Data entries:
== == ==

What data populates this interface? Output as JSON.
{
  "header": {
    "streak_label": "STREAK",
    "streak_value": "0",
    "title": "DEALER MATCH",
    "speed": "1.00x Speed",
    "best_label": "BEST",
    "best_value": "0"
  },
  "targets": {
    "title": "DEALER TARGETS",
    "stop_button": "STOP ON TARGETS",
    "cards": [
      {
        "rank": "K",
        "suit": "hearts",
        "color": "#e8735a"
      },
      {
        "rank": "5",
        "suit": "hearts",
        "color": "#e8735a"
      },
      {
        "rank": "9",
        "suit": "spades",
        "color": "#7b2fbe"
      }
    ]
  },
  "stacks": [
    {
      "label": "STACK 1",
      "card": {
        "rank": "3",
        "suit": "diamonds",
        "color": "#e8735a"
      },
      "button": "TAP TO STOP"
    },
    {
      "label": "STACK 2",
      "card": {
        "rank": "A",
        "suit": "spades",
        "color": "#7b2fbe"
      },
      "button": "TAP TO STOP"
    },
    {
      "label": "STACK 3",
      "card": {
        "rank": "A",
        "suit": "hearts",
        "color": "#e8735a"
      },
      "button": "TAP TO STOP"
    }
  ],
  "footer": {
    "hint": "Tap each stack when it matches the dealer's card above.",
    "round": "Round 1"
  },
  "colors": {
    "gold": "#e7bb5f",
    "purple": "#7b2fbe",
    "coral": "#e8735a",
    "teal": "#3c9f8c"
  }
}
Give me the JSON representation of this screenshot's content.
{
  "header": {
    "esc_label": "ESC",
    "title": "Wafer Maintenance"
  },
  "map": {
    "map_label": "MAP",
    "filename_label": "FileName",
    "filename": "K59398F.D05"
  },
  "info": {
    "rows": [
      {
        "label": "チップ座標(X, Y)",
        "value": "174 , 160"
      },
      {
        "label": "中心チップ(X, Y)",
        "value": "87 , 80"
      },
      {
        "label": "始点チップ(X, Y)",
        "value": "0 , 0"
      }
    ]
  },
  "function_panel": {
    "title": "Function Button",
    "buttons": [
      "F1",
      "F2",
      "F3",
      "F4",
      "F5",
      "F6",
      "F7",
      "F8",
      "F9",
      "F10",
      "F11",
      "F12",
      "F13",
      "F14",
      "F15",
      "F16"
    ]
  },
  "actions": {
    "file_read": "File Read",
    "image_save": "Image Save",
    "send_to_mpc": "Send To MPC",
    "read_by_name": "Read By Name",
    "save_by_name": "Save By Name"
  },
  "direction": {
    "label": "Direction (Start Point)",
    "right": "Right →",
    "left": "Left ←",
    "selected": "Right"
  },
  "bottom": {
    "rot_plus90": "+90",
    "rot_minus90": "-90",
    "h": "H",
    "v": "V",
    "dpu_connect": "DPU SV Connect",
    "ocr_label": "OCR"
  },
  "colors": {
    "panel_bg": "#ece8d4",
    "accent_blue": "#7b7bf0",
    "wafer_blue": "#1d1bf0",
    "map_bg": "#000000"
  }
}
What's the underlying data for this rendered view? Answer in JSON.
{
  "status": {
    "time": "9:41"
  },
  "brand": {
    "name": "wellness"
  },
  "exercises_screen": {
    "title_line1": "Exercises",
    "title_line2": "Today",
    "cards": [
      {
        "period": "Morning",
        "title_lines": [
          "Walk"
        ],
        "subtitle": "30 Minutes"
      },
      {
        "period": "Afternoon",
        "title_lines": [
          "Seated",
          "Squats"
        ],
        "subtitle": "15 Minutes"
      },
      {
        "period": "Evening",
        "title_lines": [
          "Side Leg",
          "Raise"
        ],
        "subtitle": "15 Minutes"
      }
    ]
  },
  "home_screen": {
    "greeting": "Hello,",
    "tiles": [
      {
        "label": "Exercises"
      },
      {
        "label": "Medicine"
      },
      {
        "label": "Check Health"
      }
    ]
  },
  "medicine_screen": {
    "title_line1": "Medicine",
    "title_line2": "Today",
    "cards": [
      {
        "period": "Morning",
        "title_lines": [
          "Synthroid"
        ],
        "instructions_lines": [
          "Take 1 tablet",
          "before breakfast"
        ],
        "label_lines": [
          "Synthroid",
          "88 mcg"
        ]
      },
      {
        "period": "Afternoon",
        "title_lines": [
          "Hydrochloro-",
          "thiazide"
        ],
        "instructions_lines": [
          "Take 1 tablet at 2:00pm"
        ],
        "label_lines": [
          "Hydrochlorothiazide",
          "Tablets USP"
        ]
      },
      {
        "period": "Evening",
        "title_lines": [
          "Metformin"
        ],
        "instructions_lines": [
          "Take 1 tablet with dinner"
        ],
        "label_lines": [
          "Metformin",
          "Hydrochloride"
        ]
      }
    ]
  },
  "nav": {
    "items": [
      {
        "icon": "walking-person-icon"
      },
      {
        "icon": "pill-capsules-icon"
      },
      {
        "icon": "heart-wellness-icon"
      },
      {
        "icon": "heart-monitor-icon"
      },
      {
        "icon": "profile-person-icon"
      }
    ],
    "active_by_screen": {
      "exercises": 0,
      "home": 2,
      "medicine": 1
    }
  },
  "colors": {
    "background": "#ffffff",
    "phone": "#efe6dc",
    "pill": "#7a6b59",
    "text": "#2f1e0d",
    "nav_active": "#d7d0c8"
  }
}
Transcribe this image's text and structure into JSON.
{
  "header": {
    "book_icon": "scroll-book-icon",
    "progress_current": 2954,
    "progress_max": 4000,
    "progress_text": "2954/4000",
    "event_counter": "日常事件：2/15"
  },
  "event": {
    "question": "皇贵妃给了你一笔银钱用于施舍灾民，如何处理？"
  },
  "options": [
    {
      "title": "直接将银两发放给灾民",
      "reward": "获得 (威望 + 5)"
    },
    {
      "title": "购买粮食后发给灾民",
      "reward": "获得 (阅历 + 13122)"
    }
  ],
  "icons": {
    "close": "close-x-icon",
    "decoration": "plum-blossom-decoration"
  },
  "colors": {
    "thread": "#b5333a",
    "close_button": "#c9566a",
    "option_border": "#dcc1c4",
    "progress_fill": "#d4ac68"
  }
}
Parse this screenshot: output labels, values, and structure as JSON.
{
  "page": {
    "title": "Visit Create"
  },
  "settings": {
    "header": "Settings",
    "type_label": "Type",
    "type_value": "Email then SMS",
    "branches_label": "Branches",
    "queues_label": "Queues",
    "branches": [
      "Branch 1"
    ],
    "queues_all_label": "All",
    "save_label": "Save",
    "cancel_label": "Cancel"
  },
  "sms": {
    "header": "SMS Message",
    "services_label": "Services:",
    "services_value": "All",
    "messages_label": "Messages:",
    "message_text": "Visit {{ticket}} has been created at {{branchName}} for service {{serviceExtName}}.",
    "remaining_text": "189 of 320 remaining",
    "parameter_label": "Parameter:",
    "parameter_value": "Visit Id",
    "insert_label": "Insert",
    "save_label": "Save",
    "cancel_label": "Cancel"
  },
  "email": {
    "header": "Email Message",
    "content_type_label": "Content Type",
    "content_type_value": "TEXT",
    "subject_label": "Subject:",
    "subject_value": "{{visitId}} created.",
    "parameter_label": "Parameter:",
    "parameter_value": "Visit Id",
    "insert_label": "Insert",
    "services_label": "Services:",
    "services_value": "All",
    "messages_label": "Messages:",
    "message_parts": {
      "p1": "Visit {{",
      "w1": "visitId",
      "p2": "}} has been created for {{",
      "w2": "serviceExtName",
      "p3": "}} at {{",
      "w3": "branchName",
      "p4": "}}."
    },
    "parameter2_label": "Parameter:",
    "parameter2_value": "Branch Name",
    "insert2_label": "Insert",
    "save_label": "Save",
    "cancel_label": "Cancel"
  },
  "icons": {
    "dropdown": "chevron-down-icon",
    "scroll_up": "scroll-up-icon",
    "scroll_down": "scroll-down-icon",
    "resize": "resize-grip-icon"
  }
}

== == ==

Word for word, write out all of the data above.

What data populates this interface? Output as JSON.
{
  "header": {
    "streak_label": "STREAK",
    "streak_value": "0",
    "title": "DEALER MATCH",
    "speed": "1.00x Speed",
    "best_label": "BEST",
    "best_value": "0"
  },
  "targets": {
    "title": "DEALER TARGETS",
    "stop_button": "STOP ON TARGETS",
    "cards": [
      {
        "rank": "K",
        "suit": "hearts",
        "color": "#e8735a"
      },
      {
        "rank": "5",
        "suit": "hearts",
        "color": "#e8735a"
      },
      {
        "rank": "9",
        "suit": "spades",
        "color": "#7b2fbe"
      }
    ]
  },
  "stacks": [
    {
      "label": "STACK 1",
      "card": {
        "rank": "3",
        "suit": "diamonds",
        "color": "#e8735a"
      },
      "button": "TAP TO STOP"
    },
    {
      "label": "STACK 2",
      "card": {
        "rank": "A",
        "suit": "spades",
        "color": "#7b2fbe"
      },
      "button": "TAP TO STOP"
    },
    {
      "label": "STACK 3",
      "card": {
        "rank": "A",
        "suit": "hearts",
        "color": "#e8735a"
      },
      "button": "TAP TO STOP"
    }
  ],
  "footer": {
    "hint": "Tap each stack when it matches the dealer's card above.",
    "round": "Round 1"
  },
  "colors": {
    "gold": "#e7bb5f",
    "purple": "#7b2fbe",
    "coral": "#e8735a",
    "teal": "#3c9f8c"
  }
}
Give me the JSON representation of this screenshot's content.
{
  "header": {
    "esc_label": "ESC",
    "title": "Wafer Maintenance"
  },
  "map": {
    "map_label": "MAP",
    "filename_label": "FileName",
    "filename": "K59398F.D05"
  },
  "info": {
    "rows": [
      {
        "label": "チップ座標(X, Y)",
        "value": "174 , 160"
      },
      {
        "label": "中心チップ(X, Y)",
        "value": "87 , 80"
      },
      {
        "label": "始点チップ(X, Y)",
        "value": "0 , 0"
      }
    ]
  },
  "function_panel": {
    "title": "Function Button",
    "buttons": [
      "F1",
      "F2",
      "F3",
      "F4",
      "F5",
      "F6",
      "F7",
      "F8",
      "F9",
      "F10",
      "F11",
      "F12",
      "F13",
      "F14",
      "F15",
      "F16"
    ]
  },
  "actions": {
    "file_read": "File Read",
    "image_save": "Image Save",
    "send_to_mpc": "Send To MPC",
    "read_by_name": "Read By Name",
    "save_by_name": "Save By Name"
  },
  "direction": {
    "label": "Direction (Start Point)",
    "right": "Right →",
    "left": "Left ←",
    "selected": "Right"
  },
  "bottom": {
    "rot_plus90": "+90",
    "rot_minus90": "-90",
    "h": "H",
    "v": "V",
    "dpu_connect": "DPU SV Connect",
    "ocr_label": "OCR"
  },
  "colors": {
    "panel_bg": "#ece8d4",
    "accent_blue": "#7b7bf0",
    "wafer_blue": "#1d1bf0",
    "map_bg": "#000000"
  }
}
What's the underlying data for this rendered view? Answer in JSON.
{
  "status": {
    "time": "9:41"
  },
  "brand": {
    "name": "wellness"
  },
  "exercises_screen": {
    "title_line1": "Exercises",
    "title_line2": "Today",
    "cards": [
      {
        "period": "Morning",
        "title_lines": [
          "Walk"
        ],
        "subtitle": "30 Minutes"
      },
      {
        "period": "Afternoon",
        "title_lines": [
          "Seated",
          "Squats"
        ],
        "subtitle": "15 Minutes"
      },
      {
        "period": "Evening",
        "title_lines": [
          "Side Leg",
          "Raise"
        ],
        "subtitle": "15 Minutes"
      }
    ]
  },
  "home_screen": {
    "greeting": "Hello,",
    "tiles": [
      {
        "label": "Exercises"
      },
      {
        "label": "Medicine"
      },
      {
        "label": "Check Health"
      }
    ]
  },
  "medicine_screen": {
    "title_line1": "Medicine",
    "title_line2": "Today",
    "cards": [
      {
        "period": "Morning",
        "title_lines": [
          "Synthroid"
        ],
        "instructions_lines": [
          "Take 1 tablet",
          "before breakfast"
        ],
        "label_lines": [
          "Synthroid",
          "88 mcg"
        ]
      },
      {
        "period": "Afternoon",
        "title_lines": [
          "Hydrochloro-",
          "thiazide"
        ],
        "instructions_lines": [
          "Take 1 tablet at 2:00pm"
        ],
        "label_lines": [
          "Hydrochlorothiazide",
          "Tablets USP"
        ]
      },
      {
        "period": "Evening",
        "title_lines": [
          "Metformin"
        ],
        "instructions_lines": [
          "Take 1 tablet with dinner"
        ],
        "label_lines": [
          "Metformin",
          "Hydrochloride"
        ]
      }
    ]
  },
  "nav": {
    "items": [
      {
        "icon": "walking-person-icon"
      },
      {
        "icon": "pill-capsules-icon"
      },
      {
        "icon": "heart-wellness-icon"
      },
      {
        "icon": "heart-monitor-icon"
      },
      {
        "icon": "profile-person-icon"
      }
    ],
    "active_by_screen": {
      "exercises": 0,
      "home": 2,
      "medicine": 1
    }
  },
  "colors": {
    "background": "#ffffff",
    "phone": "#efe6dc",
    "pill": "#7a6b59",
    "text": "#2f1e0d",
    "nav_active": "#d7d0c8"
  }
}
Transcribe this image's text and structure into JSON.
{
  "header": {
    "book_icon": "scroll-book-icon",
    "progress_current": 2954,
    "progress_max": 4000,
    "progress_text": "2954/4000",
    "event_counter": "日常事件：2/15"
  },
  "event": {
    "question": "皇贵妃给了你一笔银钱用于施舍灾民，如何处理？"
  },
  "options": [
    {
      "title": "直接将银两发放给灾民",
      "reward": "获得 (威望 + 5)"
    },
    {
      "title": "购买粮食后发给灾民",
      "reward": "获得 (阅历 + 13122)"
    }
  ],
  "icons": {
    "close": "close-x-icon",
    "decoration": "plum-blossom-decoration"
  },
  "colors": {
    "thread": "#b5333a",
    "close_button": "#c9566a",
    "option_border": "#dcc1c4",
    "progress_fill": "#d4ac68"
  }
}
Parse this screenshot: output labels, values, and structure as JSON.
{
  "page": {
    "title": "Visit Create"
  },
  "settings": {
    "header": "Settings",
    "type_label": "Type",
    "type_value": "Email then SMS",
    "branches_label": "Branches",
    "queues_label": "Queues",
    "branches": [
      "Branch 1"
    ],
    "queues_all_label": "All",
    "save_label": "Save",
    "cancel_label": "Cancel"
  },
  "sms": {
    "header": "SMS Message",
    "services_label": "Services:",
    "services_value": "All",
    "messages_label": "Messages:",
    "message_text": "Visit {{ticket}} has been created at {{branchName}} for service {{serviceExtName}}.",
    "remaining_text": "189 of 320 remaining",
    "parameter_label": "Parameter:",
    "parameter_value": "Visit Id",
    "insert_label": "Insert",
    "save_label": "Save",
    "cancel_label": "Cancel"
  },
  "email": {
    "header": "Email Message",
    "content_type_label": "Content Type",
    "content_type_value": "TEXT",
    "subject_label": "Subject:",
    "subject_value": "{{visitId}} created.",
    "parameter_label": "Parameter:",
    "parameter_value": "Visit Id",
    "insert_label": "Insert",
    "services_label": "Services:",
    "services_value": "All",
    "messages_label": "Messages:",
    "message_parts": {
      "p1": "Visit {{",
      "w1": "visitId",
      "p2": "}} has been created for {{",
      "w2": "serviceExtName",
      "p3": "}} at {{",
      "w3": "branchName",
      "p4": "}}."
    },
    "parameter2_label": "Parameter:",
    "parameter2_value": "Branch Name",
    "insert2_label": "Insert",
    "save_label": "Save",
    "cancel_label": "Cancel"
  },
  "icons": {
    "dropdown": "chevron-down-icon",
    "scroll_up": "scroll-up-icon",
    "scroll_down": "scroll-down-icon",
    "resize": "resize-grip-icon"
  }
}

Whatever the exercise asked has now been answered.